Task prompt: Compile every line that includes the word "from".

Exercise input:
-- -- --
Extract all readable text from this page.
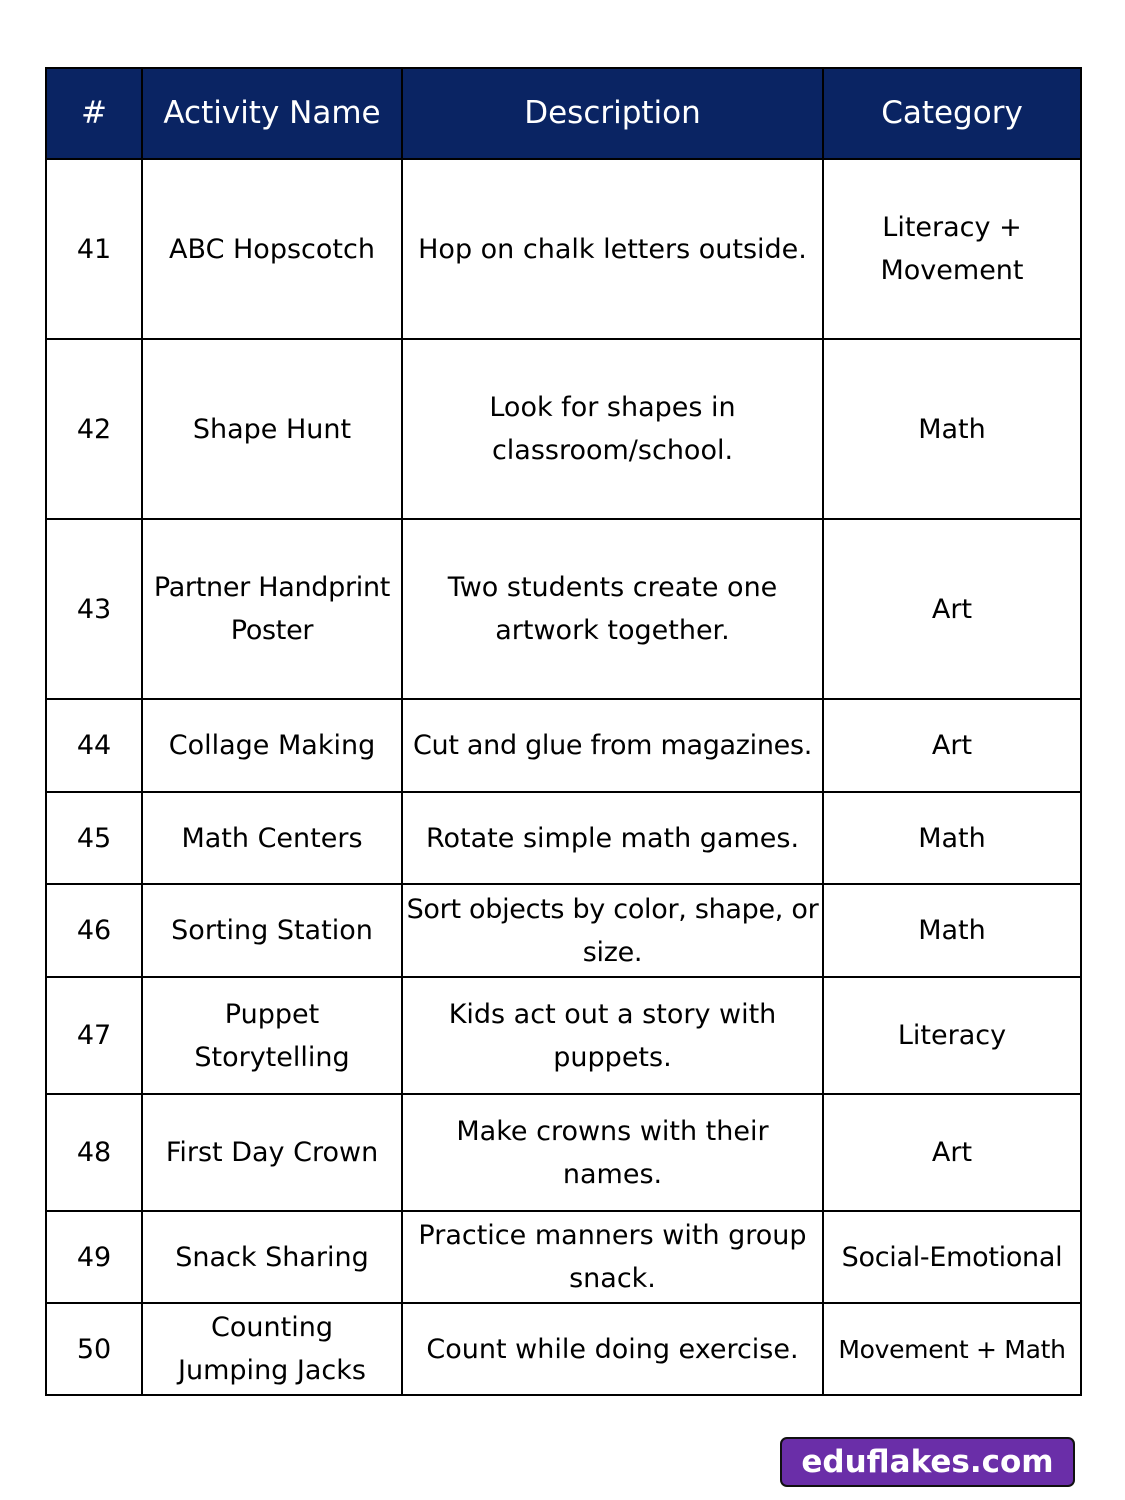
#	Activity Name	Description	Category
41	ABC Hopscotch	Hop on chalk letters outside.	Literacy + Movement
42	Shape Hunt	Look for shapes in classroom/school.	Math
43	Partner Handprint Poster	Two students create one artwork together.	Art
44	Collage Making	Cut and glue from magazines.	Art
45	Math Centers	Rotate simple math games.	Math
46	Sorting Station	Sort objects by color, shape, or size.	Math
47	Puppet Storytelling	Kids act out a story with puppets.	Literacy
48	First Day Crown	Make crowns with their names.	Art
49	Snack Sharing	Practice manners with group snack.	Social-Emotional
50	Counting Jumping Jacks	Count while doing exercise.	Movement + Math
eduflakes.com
-- -- --
Result below:
Extract all readable text from this page.
44	Collage Making	Cut and glue from magazines.	Art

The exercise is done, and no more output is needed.